■ Your assignment ■
Every record below should appear in your answer, copied exactly.

■ Exercise data ■
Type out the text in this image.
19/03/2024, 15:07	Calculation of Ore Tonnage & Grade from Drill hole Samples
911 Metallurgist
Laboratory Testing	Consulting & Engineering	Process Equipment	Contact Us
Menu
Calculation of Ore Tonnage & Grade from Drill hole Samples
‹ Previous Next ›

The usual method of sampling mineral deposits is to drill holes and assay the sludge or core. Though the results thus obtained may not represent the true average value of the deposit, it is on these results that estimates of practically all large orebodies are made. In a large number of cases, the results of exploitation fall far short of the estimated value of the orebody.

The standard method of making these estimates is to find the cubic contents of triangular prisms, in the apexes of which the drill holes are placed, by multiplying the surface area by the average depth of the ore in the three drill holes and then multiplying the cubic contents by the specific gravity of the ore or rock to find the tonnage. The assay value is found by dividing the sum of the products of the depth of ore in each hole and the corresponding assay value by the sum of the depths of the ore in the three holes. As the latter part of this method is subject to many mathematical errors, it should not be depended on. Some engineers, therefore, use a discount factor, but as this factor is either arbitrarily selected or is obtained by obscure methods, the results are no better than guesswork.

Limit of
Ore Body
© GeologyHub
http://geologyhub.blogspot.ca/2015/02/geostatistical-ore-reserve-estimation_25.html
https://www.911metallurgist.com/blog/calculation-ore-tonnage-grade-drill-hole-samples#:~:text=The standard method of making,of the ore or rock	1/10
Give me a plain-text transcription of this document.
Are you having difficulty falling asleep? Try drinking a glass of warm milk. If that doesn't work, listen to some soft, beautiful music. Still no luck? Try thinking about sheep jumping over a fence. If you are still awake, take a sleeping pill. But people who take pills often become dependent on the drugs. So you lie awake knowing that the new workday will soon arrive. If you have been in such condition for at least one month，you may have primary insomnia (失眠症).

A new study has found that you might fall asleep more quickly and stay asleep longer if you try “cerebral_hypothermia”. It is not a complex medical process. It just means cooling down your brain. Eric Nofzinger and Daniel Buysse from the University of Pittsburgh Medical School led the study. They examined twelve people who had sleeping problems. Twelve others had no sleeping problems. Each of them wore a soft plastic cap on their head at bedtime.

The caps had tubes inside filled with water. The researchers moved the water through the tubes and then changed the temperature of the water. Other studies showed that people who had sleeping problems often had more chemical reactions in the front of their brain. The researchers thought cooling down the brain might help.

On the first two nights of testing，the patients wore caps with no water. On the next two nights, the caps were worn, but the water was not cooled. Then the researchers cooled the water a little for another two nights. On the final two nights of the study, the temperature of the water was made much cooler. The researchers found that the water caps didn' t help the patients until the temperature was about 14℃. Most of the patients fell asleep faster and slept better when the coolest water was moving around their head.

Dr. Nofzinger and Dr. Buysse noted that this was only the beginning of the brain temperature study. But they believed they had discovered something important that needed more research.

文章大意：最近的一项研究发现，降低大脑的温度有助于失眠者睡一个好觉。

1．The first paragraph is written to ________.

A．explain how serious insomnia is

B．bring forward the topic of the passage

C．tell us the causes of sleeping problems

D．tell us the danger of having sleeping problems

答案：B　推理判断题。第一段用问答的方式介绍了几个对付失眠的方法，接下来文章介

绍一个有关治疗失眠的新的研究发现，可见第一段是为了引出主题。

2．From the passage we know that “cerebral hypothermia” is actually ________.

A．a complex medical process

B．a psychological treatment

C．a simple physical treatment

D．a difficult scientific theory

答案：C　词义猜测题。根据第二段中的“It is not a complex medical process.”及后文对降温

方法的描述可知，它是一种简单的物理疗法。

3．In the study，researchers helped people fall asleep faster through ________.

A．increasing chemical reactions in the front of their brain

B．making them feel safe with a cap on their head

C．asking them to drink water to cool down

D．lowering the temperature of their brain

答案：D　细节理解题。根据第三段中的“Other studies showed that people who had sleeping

■ Written response ■
Type out the text in this image.
19/03/2024, 15:07	Calculation of Ore Tonnage & Grade from Drill hole Samples
911 Metallurgist
Laboratory Testing	Consulting & Engineering	Process Equipment	Contact Us
Menu
Calculation of Ore Tonnage & Grade from Drill hole Samples
‹ Previous Next ›

The usual method of sampling mineral deposits is to drill holes and assay the sludge or core. Though the results thus obtained may not represent the true average value of the deposit, it is on these results that estimates of practically all large orebodies are made. In a large number of cases, the results of exploitation fall far short of the estimated value of the orebody.

The standard method of making these estimates is to find the cubic contents of triangular prisms, in the apexes of which the drill holes are placed, by multiplying the surface area by the average depth of the ore in the three drill holes and then multiplying the cubic contents by the specific gravity of the ore or rock to find the tonnage. The assay value is found by dividing the sum of the products of the depth of ore in each hole and the corresponding assay value by the sum of the depths of the ore in the three holes. As the latter part of this method is subject to many mathematical errors, it should not be depended on. Some engineers, therefore, use a discount factor, but as this factor is either arbitrarily selected or is obtained by obscure methods, the results are no better than guesswork.

Limit of
Ore Body
© GeologyHub
http://geologyhub.blogspot.ca/2015/02/geostatistical-ore-reserve-estimation_25.html
https://www.911metallurgist.com/blog/calculation-ore-tonnage-grade-drill-hole-samples#:~:text=The standard method of making,of the ore or rock	1/10
Give me a plain-text transcription of this document.
Are you having difficulty falling asleep? Try drinking a glass of warm milk. If that doesn't work, listen to some soft, beautiful music. Still no luck? Try thinking about sheep jumping over a fence. If you are still awake, take a sleeping pill. But people who take pills often become dependent on the drugs. So you lie awake knowing that the new workday will soon arrive. If you have been in such condition for at least one month，you may have primary insomnia (失眠症).

A new study has found that you might fall asleep more quickly and stay asleep longer if you try “cerebral_hypothermia”. It is not a complex medical process. It just means cooling down your brain. Eric Nofzinger and Daniel Buysse from the University of Pittsburgh Medical School led the study. They examined twelve people who had sleeping problems. Twelve others had no sleeping problems. Each of them wore a soft plastic cap on their head at bedtime.

The caps had tubes inside filled with water. The researchers moved the water through the tubes and then changed the temperature of the water. Other studies showed that people who had sleeping problems often had more chemical reactions in the front of their brain. The researchers thought cooling down the brain might help.

On the first two nights of testing，the patients wore caps with no water. On the next two nights, the caps were worn, but the water was not cooled. Then the researchers cooled the water a little for another two nights. On the final two nights of the study, the temperature of the water was made much cooler. The researchers found that the water caps didn' t help the patients until the temperature was about 14℃. Most of the patients fell asleep faster and slept better when the coolest water was moving around their head.

Dr. Nofzinger and Dr. Buysse noted that this was only the beginning of the brain temperature study. But they believed they had discovered something important that needed more research.

文章大意：最近的一项研究发现，降低大脑的温度有助于失眠者睡一个好觉。

1．The first paragraph is written to ________.

A．explain how serious insomnia is

B．bring forward the topic of the passage

C．tell us the causes of sleeping problems

D．tell us the danger of having sleeping problems

答案：B　推理判断题。第一段用问答的方式介绍了几个对付失眠的方法，接下来文章介

绍一个有关治疗失眠的新的研究发现，可见第一段是为了引出主题。

2．From the passage we know that “cerebral hypothermia” is actually ________.

A．a complex medical process

B．a psychological treatment

C．a simple physical treatment

D．a difficult scientific theory

答案：C　词义猜测题。根据第二段中的“It is not a complex medical process.”及后文对降温

方法的描述可知，它是一种简单的物理疗法。

3．In the study，researchers helped people fall asleep faster through ________.

A．increasing chemical reactions in the front of their brain

B．making them feel safe with a cap on their head

C．asking them to drink water to cool down

D．lowering the temperature of their brain

答案：D　细节理解题。根据第三段中的“Other studies showed that people who had sleeping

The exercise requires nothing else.